Exercise brief
Here are some records. Copy each one exactly.

--

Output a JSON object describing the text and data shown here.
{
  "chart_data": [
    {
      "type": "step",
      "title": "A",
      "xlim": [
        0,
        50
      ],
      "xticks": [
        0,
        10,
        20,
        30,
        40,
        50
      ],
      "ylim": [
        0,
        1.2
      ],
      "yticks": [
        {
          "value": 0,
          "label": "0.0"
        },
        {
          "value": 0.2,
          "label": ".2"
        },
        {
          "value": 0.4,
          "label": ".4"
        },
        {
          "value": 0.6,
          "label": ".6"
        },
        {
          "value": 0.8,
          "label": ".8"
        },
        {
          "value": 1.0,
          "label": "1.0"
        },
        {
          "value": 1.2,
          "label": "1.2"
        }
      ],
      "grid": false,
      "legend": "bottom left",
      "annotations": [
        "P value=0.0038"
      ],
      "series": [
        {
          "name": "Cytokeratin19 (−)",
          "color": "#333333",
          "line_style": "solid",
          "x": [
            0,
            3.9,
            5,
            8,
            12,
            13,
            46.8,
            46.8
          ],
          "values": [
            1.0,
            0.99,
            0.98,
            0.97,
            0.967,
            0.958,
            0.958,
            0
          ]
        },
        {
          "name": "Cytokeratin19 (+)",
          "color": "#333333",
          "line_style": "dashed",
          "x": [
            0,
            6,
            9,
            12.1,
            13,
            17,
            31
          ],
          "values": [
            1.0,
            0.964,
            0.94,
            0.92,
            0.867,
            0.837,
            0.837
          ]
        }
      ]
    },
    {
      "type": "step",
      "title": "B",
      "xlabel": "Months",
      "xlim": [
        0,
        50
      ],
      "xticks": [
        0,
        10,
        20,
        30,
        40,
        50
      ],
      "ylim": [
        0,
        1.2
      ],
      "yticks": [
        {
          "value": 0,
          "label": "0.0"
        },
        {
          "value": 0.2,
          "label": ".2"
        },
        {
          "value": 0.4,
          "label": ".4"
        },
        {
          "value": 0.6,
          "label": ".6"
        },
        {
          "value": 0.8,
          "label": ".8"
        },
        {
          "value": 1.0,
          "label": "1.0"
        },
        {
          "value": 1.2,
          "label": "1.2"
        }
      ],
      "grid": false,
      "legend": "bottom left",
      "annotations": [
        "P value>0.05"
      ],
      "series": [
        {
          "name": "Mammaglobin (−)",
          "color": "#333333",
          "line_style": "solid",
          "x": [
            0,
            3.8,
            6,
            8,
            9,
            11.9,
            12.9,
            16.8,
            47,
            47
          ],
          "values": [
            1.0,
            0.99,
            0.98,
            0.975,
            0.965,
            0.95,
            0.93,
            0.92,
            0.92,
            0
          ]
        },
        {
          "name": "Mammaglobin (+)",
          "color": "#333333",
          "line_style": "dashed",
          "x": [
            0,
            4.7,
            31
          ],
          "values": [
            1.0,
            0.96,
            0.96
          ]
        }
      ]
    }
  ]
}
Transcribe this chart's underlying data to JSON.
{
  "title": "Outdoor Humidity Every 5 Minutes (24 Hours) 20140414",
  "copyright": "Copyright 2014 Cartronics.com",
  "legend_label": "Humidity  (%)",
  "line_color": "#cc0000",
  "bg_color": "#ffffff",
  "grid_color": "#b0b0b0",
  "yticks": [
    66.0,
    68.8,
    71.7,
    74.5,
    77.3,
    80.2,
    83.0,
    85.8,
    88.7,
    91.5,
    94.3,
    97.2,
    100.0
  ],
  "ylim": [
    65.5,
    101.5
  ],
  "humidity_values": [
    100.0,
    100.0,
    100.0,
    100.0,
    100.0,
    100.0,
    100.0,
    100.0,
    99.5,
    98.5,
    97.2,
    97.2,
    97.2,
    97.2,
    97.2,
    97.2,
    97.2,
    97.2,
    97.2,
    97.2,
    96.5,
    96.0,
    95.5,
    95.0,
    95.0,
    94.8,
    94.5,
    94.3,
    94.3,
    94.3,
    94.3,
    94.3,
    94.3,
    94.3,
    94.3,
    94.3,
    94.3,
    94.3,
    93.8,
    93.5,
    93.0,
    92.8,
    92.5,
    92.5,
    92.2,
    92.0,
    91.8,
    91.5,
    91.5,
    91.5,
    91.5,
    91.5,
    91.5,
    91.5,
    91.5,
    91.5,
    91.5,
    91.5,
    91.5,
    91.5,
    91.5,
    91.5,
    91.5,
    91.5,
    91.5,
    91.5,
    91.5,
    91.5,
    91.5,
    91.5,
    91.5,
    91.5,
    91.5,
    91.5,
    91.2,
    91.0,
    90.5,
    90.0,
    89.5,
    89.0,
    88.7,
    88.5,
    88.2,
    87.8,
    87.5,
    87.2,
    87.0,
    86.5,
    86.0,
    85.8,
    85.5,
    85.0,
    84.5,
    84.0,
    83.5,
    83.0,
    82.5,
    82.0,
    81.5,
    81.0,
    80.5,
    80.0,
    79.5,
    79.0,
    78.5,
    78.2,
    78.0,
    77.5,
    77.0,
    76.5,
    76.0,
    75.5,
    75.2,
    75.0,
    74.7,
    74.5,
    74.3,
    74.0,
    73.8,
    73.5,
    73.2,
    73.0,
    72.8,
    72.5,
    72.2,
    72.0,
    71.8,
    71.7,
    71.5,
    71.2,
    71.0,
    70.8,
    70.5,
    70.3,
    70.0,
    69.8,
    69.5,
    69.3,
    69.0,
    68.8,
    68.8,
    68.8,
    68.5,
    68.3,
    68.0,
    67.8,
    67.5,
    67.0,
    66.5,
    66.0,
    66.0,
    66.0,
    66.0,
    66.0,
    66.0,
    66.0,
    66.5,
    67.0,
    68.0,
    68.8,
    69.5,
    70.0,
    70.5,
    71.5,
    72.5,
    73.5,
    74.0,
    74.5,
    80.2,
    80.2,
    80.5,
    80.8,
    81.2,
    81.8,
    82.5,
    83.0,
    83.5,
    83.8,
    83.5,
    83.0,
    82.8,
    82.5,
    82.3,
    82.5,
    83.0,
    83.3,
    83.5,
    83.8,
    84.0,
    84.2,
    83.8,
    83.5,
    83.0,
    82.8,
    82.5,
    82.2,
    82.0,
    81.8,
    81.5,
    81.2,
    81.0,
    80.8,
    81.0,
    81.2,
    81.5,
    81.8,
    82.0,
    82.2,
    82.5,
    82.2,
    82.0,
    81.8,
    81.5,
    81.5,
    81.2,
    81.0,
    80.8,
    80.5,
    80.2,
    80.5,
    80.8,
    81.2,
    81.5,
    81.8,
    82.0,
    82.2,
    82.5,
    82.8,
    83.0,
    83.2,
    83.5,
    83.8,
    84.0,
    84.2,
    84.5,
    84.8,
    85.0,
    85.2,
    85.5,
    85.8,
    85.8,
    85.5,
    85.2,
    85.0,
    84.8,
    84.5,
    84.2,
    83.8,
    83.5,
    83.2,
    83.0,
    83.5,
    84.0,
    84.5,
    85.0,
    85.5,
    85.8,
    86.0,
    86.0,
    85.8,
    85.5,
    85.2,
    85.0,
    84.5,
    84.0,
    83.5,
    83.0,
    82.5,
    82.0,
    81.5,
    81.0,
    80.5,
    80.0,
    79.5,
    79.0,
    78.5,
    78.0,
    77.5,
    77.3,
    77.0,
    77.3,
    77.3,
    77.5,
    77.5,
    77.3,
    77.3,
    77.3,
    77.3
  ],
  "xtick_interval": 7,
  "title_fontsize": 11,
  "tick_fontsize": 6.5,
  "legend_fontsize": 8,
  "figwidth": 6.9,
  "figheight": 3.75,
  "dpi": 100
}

--

Correct response
Output a JSON object describing the text and data shown here.
{
  "chart_data": [
    {
      "type": "step",
      "title": "A",
      "xlim": [
        0,
        50
      ],
      "xticks": [
        0,
        10,
        20,
        30,
        40,
        50
      ],
      "ylim": [
        0,
        1.2
      ],
      "yticks": [
        {
          "value": 0,
          "label": "0.0"
        },
        {
          "value": 0.2,
          "label": ".2"
        },
        {
          "value": 0.4,
          "label": ".4"
        },
        {
          "value": 0.6,
          "label": ".6"
        },
        {
          "value": 0.8,
          "label": ".8"
        },
        {
          "value": 1.0,
          "label": "1.0"
        },
        {
          "value": 1.2,
          "label": "1.2"
        }
      ],
      "grid": false,
      "legend": "bottom left",
      "annotations": [
        "P value=0.0038"
      ],
      "series": [
        {
          "name": "Cytokeratin19 (−)",
          "color": "#333333",
          "line_style": "solid",
          "x": [
            0,
            3.9,
            5,
            8,
            12,
            13,
            46.8,
            46.8
          ],
          "values": [
            1.0,
            0.99,
            0.98,
            0.97,
            0.967,
            0.958,
            0.958,
            0
          ]
        },
        {
          "name": "Cytokeratin19 (+)",
          "color": "#333333",
          "line_style": "dashed",
          "x": [
            0,
            6,
            9,
            12.1,
            13,
            17,
            31
          ],
          "values": [
            1.0,
            0.964,
            0.94,
            0.92,
            0.867,
            0.837,
            0.837
          ]
        }
      ]
    },
    {
      "type": "step",
      "title": "B",
      "xlabel": "Months",
      "xlim": [
        0,
        50
      ],
      "xticks": [
        0,
        10,
        20,
        30,
        40,
        50
      ],
      "ylim": [
        0,
        1.2
      ],
      "yticks": [
        {
          "value": 0,
          "label": "0.0"
        },
        {
          "value": 0.2,
          "label": ".2"
        },
        {
          "value": 0.4,
          "label": ".4"
        },
        {
          "value": 0.6,
          "label": ".6"
        },
        {
          "value": 0.8,
          "label": ".8"
        },
        {
          "value": 1.0,
          "label": "1.0"
        },
        {
          "value": 1.2,
          "label": "1.2"
        }
      ],
      "grid": false,
      "legend": "bottom left",
      "annotations": [
        "P value>0.05"
      ],
      "series": [
        {
          "name": "Mammaglobin (−)",
          "color": "#333333",
          "line_style": "solid",
          "x": [
            0,
            3.8,
            6,
            8,
            9,
            11.9,
            12.9,
            16.8,
            47,
            47
          ],
          "values": [
            1.0,
            0.99,
            0.98,
            0.975,
            0.965,
            0.95,
            0.93,
            0.92,
            0.92,
            0
          ]
        },
        {
          "name": "Mammaglobin (+)",
          "color": "#333333",
          "line_style": "dashed",
          "x": [
            0,
            4.7,
            31
          ],
          "values": [
            1.0,
            0.96,
            0.96
          ]
        }
      ]
    }
  ]
}
Transcribe this chart's underlying data to JSON.
{
  "title": "Outdoor Humidity Every 5 Minutes (24 Hours) 20140414",
  "copyright": "Copyright 2014 Cartronics.com",
  "legend_label": "Humidity  (%)",
  "line_color": "#cc0000",
  "bg_color": "#ffffff",
  "grid_color": "#b0b0b0",
  "yticks": [
    66.0,
    68.8,
    71.7,
    74.5,
    77.3,
    80.2,
    83.0,
    85.8,
    88.7,
    91.5,
    94.3,
    97.2,
    100.0
  ],
  "ylim": [
    65.5,
    101.5
  ],
  "humidity_values": [
    100.0,
    100.0,
    100.0,
    100.0,
    100.0,
    100.0,
    100.0,
    100.0,
    99.5,
    98.5,
    97.2,
    97.2,
    97.2,
    97.2,
    97.2,
    97.2,
    97.2,
    97.2,
    97.2,
    97.2,
    96.5,
    96.0,
    95.5,
    95.0,
    95.0,
    94.8,
    94.5,
    94.3,
    94.3,
    94.3,
    94.3,
    94.3,
    94.3,
    94.3,
    94.3,
    94.3,
    94.3,
    94.3,
    93.8,
    93.5,
    93.0,
    92.8,
    92.5,
    92.5,
    92.2,
    92.0,
    91.8,
    91.5,
    91.5,
    91.5,
    91.5,
    91.5,
    91.5,
    91.5,
    91.5,
    91.5,
    91.5,
    91.5,
    91.5,
    91.5,
    91.5,
    91.5,
    91.5,
    91.5,
    91.5,
    91.5,
    91.5,
    91.5,
    91.5,
    91.5,
    91.5,
    91.5,
    91.5,
    91.5,
    91.2,
    91.0,
    90.5,
    90.0,
    89.5,
    89.0,
    88.7,
    88.5,
    88.2,
    87.8,
    87.5,
    87.2,
    87.0,
    86.5,
    86.0,
    85.8,
    85.5,
    85.0,
    84.5,
    84.0,
    83.5,
    83.0,
    82.5,
    82.0,
    81.5,
    81.0,
    80.5,
    80.0,
    79.5,
    79.0,
    78.5,
    78.2,
    78.0,
    77.5,
    77.0,
    76.5,
    76.0,
    75.5,
    75.2,
    75.0,
    74.7,
    74.5,
    74.3,
    74.0,
    73.8,
    73.5,
    73.2,
    73.0,
    72.8,
    72.5,
    72.2,
    72.0,
    71.8,
    71.7,
    71.5,
    71.2,
    71.0,
    70.8,
    70.5,
    70.3,
    70.0,
    69.8,
    69.5,
    69.3,
    69.0,
    68.8,
    68.8,
    68.8,
    68.5,
    68.3,
    68.0,
    67.8,
    67.5,
    67.0,
    66.5,
    66.0,
    66.0,
    66.0,
    66.0,
    66.0,
    66.0,
    66.0,
    66.5,
    67.0,
    68.0,
    68.8,
    69.5,
    70.0,
    70.5,
    71.5,
    72.5,
    73.5,
    74.0,
    74.5,
    80.2,
    80.2,
    80.5,
    80.8,
    81.2,
    81.8,
    82.5,
    83.0,
    83.5,
    83.8,
    83.5,
    83.0,
    82.8,
    82.5,
    82.3,
    82.5,
    83.0,
    83.3,
    83.5,
    83.8,
    84.0,
    84.2,
    83.8,
    83.5,
    83.0,
    82.8,
    82.5,
    82.2,
    82.0,
    81.8,
    81.5,
    81.2,
    81.0,
    80.8,
    81.0,
    81.2,
    81.5,
    81.8,
    82.0,
    82.2,
    82.5,
    82.2,
    82.0,
    81.8,
    81.5,
    81.5,
    81.2,
    81.0,
    80.8,
    80.5,
    80.2,
    80.5,
    80.8,
    81.2,
    81.5,
    81.8,
    82.0,
    82.2,
    82.5,
    82.8,
    83.0,
    83.2,
    83.5,
    83.8,
    84.0,
    84.2,
    84.5,
    84.8,
    85.0,
    85.2,
    85.5,
    85.8,
    85.8,
    85.5,
    85.2,
    85.0,
    84.8,
    84.5,
    84.2,
    83.8,
    83.5,
    83.2,
    83.0,
    83.5,
    84.0,
    84.5,
    85.0,
    85.5,
    85.8,
    86.0,
    86.0,
    85.8,
    85.5,
    85.2,
    85.0,
    84.5,
    84.0,
    83.5,
    83.0,
    82.5,
    82.0,
    81.5,
    81.0,
    80.5,
    80.0,
    79.5,
    79.0,
    78.5,
    78.0,
    77.5,
    77.3,
    77.0,
    77.3,
    77.3,
    77.5,
    77.5,
    77.3,
    77.3,
    77.3,
    77.3
  ],
  "xtick_interval": 7,
  "title_fontsize": 11,
  "tick_fontsize": 6.5,
  "legend_fontsize": 8,
  "figwidth": 6.9,
  "figheight": 3.75,
  "dpi": 100
}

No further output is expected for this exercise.